DATASET RECORDS:
┏━━

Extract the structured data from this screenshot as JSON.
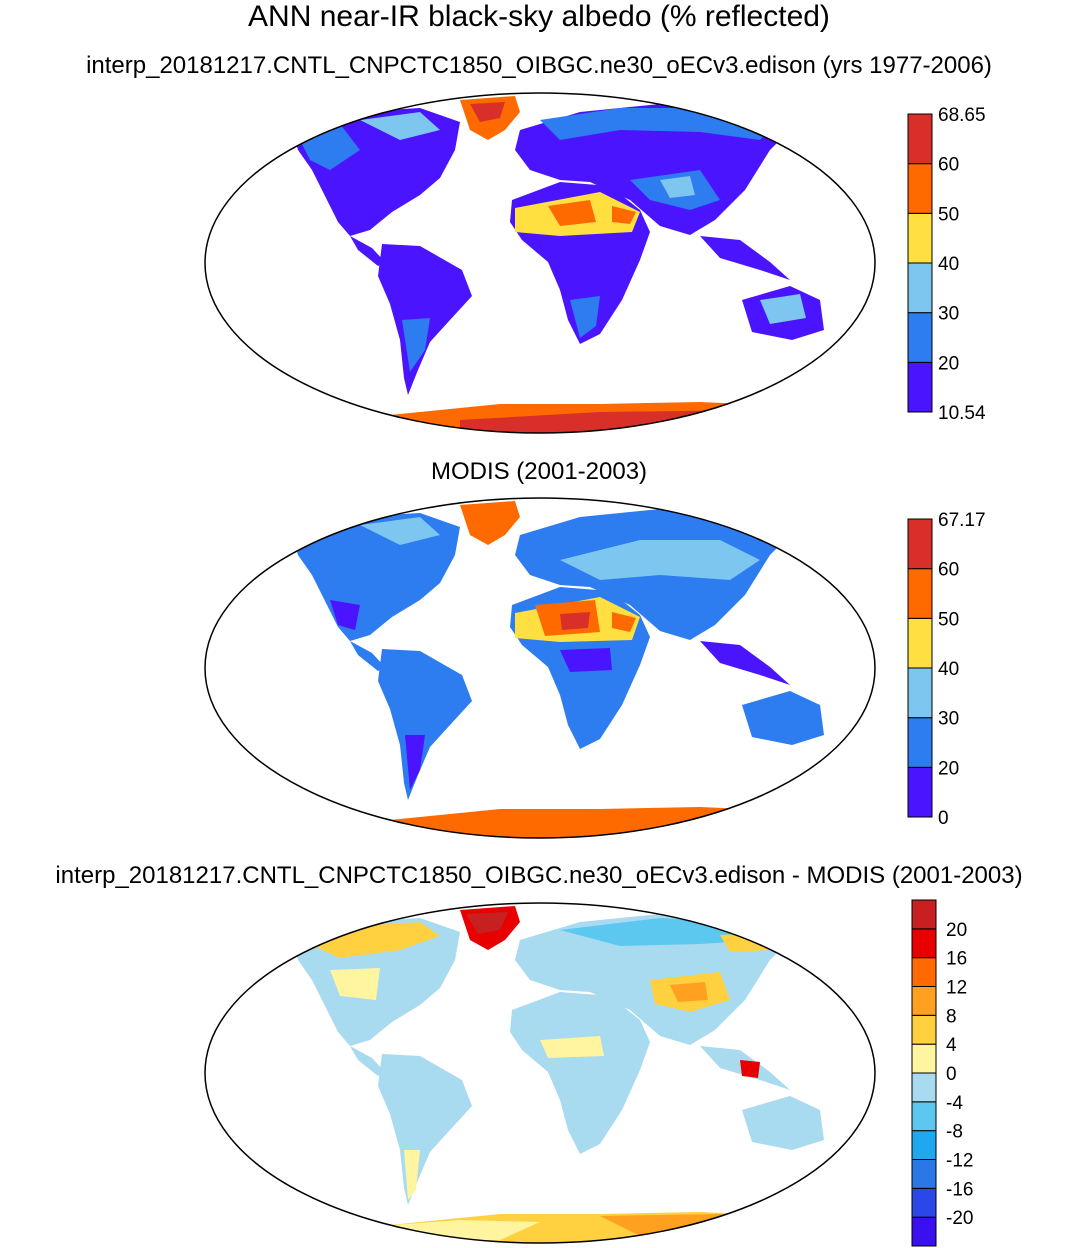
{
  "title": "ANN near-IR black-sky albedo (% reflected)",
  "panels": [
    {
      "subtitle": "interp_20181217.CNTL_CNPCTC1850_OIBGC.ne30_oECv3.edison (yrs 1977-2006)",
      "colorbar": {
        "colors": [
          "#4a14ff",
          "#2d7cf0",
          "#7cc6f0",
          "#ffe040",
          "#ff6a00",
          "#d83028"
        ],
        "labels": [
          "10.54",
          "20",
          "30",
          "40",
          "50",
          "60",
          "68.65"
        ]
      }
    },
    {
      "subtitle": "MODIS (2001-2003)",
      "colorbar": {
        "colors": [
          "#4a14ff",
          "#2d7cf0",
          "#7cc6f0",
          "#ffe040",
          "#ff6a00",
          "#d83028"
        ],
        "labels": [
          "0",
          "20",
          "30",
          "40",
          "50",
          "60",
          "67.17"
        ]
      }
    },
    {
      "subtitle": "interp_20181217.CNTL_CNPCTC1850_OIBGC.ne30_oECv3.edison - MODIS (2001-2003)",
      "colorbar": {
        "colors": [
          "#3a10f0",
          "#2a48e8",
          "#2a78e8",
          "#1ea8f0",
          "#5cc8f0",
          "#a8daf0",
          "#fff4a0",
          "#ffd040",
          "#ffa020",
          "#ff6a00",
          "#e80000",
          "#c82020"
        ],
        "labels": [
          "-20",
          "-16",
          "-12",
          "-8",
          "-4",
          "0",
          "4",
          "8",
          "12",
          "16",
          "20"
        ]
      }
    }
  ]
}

┗━━

STATED TASK: Quote the entries above word for word. Leave the images out.

THE RESULT:
Extract the structured data from this screenshot as JSON.
{
  "title": "ANN near-IR black-sky albedo (% reflected)",
  "panels": [
    {
      "subtitle": "interp_20181217.CNTL_CNPCTC1850_OIBGC.ne30_oECv3.edison (yrs 1977-2006)",
      "colorbar": {
        "colors": [
          "#4a14ff",
          "#2d7cf0",
          "#7cc6f0",
          "#ffe040",
          "#ff6a00",
          "#d83028"
        ],
        "labels": [
          "10.54",
          "20",
          "30",
          "40",
          "50",
          "60",
          "68.65"
        ]
      }
    },
    {
      "subtitle": "MODIS (2001-2003)",
      "colorbar": {
        "colors": [
          "#4a14ff",
          "#2d7cf0",
          "#7cc6f0",
          "#ffe040",
          "#ff6a00",
          "#d83028"
        ],
        "labels": [
          "0",
          "20",
          "30",
          "40",
          "50",
          "60",
          "67.17"
        ]
      }
    },
    {
      "subtitle": "interp_20181217.CNTL_CNPCTC1850_OIBGC.ne30_oECv3.edison - MODIS (2001-2003)",
      "colorbar": {
        "colors": [
          "#3a10f0",
          "#2a48e8",
          "#2a78e8",
          "#1ea8f0",
          "#5cc8f0",
          "#a8daf0",
          "#fff4a0",
          "#ffd040",
          "#ffa020",
          "#ff6a00",
          "#e80000",
          "#c82020"
        ],
        "labels": [
          "-20",
          "-16",
          "-12",
          "-8",
          "-4",
          "0",
          "4",
          "8",
          "12",
          "16",
          "20"
        ]
      }
    }
  ]
}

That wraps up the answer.